Render as a Markdown table the rows starting with the one that contains "Give bounding boxes" and going on through the one that contains "card-title: 快速提问 <box>582 344 654 364</box>", with columns Index and Text, and leave out any blank lines.

Task input »
○ ○ ○ ○ ○
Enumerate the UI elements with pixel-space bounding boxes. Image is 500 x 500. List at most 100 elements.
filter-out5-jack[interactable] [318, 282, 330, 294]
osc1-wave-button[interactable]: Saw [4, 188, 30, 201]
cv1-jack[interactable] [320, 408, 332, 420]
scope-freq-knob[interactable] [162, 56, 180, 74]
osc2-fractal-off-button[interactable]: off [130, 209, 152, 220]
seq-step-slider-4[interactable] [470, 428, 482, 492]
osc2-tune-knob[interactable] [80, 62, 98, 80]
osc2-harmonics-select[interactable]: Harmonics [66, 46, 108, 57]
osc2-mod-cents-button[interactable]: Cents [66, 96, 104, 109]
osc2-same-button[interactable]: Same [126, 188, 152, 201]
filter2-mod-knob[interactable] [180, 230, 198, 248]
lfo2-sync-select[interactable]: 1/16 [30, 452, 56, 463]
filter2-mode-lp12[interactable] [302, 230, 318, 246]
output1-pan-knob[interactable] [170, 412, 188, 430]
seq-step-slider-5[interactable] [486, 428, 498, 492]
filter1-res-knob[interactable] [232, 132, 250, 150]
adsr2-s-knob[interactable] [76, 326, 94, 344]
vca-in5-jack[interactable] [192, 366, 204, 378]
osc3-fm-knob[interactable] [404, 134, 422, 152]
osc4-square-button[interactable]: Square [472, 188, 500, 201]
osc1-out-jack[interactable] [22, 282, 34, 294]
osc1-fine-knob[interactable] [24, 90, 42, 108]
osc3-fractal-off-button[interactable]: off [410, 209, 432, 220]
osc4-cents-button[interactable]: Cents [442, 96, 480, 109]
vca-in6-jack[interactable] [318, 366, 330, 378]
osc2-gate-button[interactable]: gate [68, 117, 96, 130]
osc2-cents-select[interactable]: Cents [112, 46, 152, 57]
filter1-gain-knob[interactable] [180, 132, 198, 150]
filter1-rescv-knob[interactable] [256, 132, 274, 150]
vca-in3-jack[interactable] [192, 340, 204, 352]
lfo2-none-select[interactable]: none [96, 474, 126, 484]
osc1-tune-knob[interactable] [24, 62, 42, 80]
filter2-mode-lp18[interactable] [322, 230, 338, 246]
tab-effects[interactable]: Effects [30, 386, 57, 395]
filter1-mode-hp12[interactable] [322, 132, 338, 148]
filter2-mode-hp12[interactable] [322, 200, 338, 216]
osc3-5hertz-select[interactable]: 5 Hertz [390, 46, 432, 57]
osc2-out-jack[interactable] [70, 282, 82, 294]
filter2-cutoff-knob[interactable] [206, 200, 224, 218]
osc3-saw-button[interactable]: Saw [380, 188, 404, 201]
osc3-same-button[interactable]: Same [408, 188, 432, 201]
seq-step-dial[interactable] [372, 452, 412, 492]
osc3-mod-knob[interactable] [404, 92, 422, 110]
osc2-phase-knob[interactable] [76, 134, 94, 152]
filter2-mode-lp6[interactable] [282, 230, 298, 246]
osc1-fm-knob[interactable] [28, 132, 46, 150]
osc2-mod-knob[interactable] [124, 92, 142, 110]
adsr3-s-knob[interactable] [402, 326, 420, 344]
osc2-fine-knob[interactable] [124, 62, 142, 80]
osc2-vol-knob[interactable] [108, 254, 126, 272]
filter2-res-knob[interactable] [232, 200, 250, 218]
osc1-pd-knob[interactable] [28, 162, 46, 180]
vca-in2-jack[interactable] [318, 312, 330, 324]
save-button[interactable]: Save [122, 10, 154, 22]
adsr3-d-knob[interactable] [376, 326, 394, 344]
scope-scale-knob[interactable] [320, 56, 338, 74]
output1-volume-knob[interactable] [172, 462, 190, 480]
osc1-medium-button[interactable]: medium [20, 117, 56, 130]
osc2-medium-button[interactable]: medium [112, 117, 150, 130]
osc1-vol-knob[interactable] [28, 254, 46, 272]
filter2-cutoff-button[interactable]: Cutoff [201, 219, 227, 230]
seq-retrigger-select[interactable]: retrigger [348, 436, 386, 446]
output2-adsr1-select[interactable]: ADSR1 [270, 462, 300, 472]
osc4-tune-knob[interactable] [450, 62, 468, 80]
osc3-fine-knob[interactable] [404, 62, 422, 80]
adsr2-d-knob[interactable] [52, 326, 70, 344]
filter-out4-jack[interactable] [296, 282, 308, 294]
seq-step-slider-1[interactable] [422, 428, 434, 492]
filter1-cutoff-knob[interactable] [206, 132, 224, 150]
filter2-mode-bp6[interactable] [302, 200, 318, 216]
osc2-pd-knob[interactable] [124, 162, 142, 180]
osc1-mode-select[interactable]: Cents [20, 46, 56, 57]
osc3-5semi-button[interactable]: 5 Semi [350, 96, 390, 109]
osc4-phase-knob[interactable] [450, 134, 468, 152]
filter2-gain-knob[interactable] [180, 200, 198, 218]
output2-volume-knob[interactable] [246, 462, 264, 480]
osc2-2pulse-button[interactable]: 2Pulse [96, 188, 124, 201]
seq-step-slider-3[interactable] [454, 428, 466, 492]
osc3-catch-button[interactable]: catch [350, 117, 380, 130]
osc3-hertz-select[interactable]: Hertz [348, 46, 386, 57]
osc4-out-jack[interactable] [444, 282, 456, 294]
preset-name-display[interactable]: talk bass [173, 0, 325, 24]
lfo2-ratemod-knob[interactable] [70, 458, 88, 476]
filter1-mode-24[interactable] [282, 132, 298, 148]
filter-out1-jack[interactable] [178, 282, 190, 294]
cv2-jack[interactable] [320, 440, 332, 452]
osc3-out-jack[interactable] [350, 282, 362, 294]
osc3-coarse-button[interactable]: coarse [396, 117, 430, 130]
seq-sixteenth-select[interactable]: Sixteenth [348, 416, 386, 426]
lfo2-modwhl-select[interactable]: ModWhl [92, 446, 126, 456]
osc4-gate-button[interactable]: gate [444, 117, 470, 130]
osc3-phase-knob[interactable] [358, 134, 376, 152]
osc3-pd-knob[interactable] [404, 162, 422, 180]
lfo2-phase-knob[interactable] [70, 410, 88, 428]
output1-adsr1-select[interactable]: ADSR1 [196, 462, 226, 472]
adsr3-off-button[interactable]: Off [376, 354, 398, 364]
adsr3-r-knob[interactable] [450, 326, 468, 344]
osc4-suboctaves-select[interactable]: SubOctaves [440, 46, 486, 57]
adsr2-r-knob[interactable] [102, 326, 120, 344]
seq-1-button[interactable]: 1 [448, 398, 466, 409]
○ ○ ○ ○ ○
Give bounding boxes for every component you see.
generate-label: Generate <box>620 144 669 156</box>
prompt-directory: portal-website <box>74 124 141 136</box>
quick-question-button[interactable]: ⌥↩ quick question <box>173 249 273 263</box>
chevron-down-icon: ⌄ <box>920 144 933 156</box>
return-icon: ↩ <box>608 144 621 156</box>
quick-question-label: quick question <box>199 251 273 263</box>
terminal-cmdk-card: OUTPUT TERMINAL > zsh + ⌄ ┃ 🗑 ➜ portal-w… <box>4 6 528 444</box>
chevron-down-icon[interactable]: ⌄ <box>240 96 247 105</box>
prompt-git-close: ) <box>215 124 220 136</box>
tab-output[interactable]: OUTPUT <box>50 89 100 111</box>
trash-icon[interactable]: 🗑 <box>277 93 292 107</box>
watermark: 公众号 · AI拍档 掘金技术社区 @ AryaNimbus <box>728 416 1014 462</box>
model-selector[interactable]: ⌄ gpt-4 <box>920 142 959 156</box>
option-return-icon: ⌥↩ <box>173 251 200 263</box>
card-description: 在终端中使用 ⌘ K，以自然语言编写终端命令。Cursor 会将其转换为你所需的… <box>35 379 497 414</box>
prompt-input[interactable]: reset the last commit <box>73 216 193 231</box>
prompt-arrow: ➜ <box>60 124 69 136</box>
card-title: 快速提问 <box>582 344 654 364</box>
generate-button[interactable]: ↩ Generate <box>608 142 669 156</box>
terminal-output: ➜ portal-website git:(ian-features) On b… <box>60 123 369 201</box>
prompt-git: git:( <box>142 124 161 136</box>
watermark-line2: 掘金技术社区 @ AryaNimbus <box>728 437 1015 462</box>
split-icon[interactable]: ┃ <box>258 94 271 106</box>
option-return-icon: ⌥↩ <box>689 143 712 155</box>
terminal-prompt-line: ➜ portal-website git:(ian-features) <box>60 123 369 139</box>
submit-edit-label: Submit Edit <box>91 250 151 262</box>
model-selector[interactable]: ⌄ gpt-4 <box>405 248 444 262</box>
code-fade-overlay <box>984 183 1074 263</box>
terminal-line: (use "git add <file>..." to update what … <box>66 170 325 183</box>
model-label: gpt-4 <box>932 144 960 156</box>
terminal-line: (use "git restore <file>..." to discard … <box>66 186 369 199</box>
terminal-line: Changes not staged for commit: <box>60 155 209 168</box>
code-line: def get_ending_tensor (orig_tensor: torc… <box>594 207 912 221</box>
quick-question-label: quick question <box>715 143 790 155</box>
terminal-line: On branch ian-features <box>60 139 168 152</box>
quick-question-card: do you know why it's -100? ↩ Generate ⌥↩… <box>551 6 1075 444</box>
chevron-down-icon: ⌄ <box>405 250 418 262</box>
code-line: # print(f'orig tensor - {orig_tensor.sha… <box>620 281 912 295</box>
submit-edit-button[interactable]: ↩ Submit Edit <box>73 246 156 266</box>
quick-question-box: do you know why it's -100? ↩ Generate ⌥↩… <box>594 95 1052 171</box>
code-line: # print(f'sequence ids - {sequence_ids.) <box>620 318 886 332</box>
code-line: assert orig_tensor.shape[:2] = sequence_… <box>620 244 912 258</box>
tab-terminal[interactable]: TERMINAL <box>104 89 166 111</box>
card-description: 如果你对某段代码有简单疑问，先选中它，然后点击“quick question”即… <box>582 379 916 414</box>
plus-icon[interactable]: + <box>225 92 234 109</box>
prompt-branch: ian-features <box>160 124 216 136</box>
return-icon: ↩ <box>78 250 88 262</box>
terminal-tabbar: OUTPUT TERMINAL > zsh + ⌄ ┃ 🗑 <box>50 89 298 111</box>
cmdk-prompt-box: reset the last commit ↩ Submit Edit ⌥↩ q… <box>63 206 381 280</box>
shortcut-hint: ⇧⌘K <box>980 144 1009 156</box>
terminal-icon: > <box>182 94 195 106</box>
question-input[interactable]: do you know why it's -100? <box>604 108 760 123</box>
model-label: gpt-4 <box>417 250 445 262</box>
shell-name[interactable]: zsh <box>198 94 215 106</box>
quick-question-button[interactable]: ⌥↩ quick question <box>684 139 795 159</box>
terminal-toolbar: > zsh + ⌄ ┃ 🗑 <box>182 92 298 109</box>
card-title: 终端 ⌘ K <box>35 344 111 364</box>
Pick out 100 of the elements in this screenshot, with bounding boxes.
○ ○ ○ ○ ○
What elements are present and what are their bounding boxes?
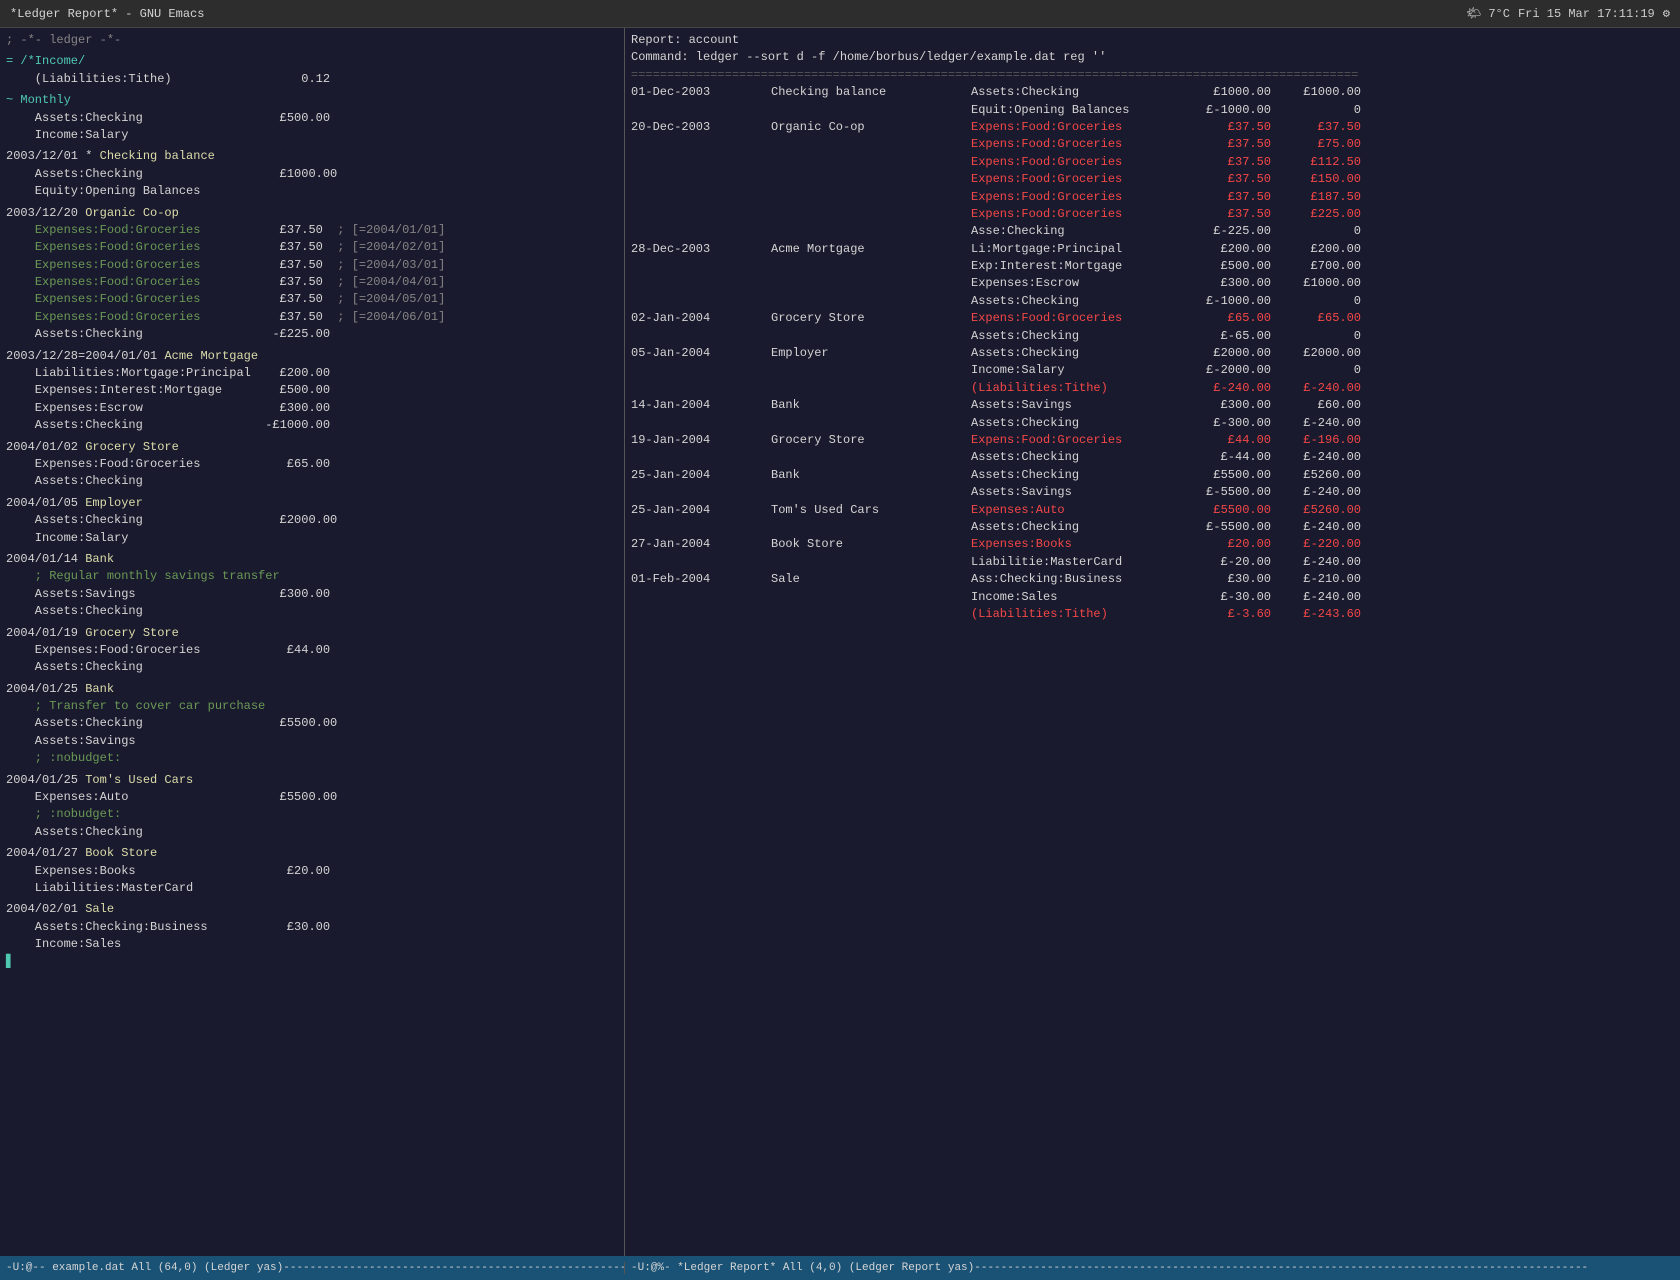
○ ○ ○ ○ ○
Output below »
| Index | Text |
|---|---|
| 1 | Give bounding boxes for every component you see. |
| 2 | generate-label: Generate <box>620 144 669 156</box> |
| 3 | prompt-directory: portal-website <box>74 124 141 136</box> |
| 4 | quick-question-button[interactable]: ⌥↩ quick question <box>173 249 273 263</box> |
| 5 | chevron-down-icon: ⌄ <box>920 144 933 156</box> |
| 6 | return-icon: ↩ <box>608 144 621 156</box> |
| 7 | quick-question-label: quick question <box>199 251 273 263</box> |
| 8 | terminal-cmdk-card: OUTPUT TERMINAL > zsh + ⌄ ┃ 🗑 ➜ portal-w… <box>4 6 528 444</box> |
| 9 | chevron-down-icon[interactable]: ⌄ <box>240 96 247 105</box> |
| 10 | prompt-git-close: ) <box>215 124 220 136</box> |
| 11 | tab-output[interactable]: OUTPUT <box>50 89 100 111</box> |
| 12 | trash-icon[interactable]: 🗑 <box>277 93 292 107</box> |
| 13 | watermark: 公众号 · AI拍档 掘金技术社区 @ AryaNimbus <box>728 416 1014 462</box> |
| 14 | model-selector[interactable]: ⌄ gpt-4 <box>920 142 959 156</box> |
| 15 | option-return-icon: ⌥↩ <box>173 251 200 263</box> |
| 16 | card-description: 在终端中使用 ⌘ K，以自然语言编写终端命令。Cursor 会将其转换为你所需的… <box>35 379 497 414</box> |
| 17 | prompt-input[interactable]: reset the last commit <box>73 216 193 231</box> |
| 18 | prompt-arrow: ➜ <box>60 124 69 136</box> |
| 19 | card-title: 快速提问 <box>582 344 654 364</box> |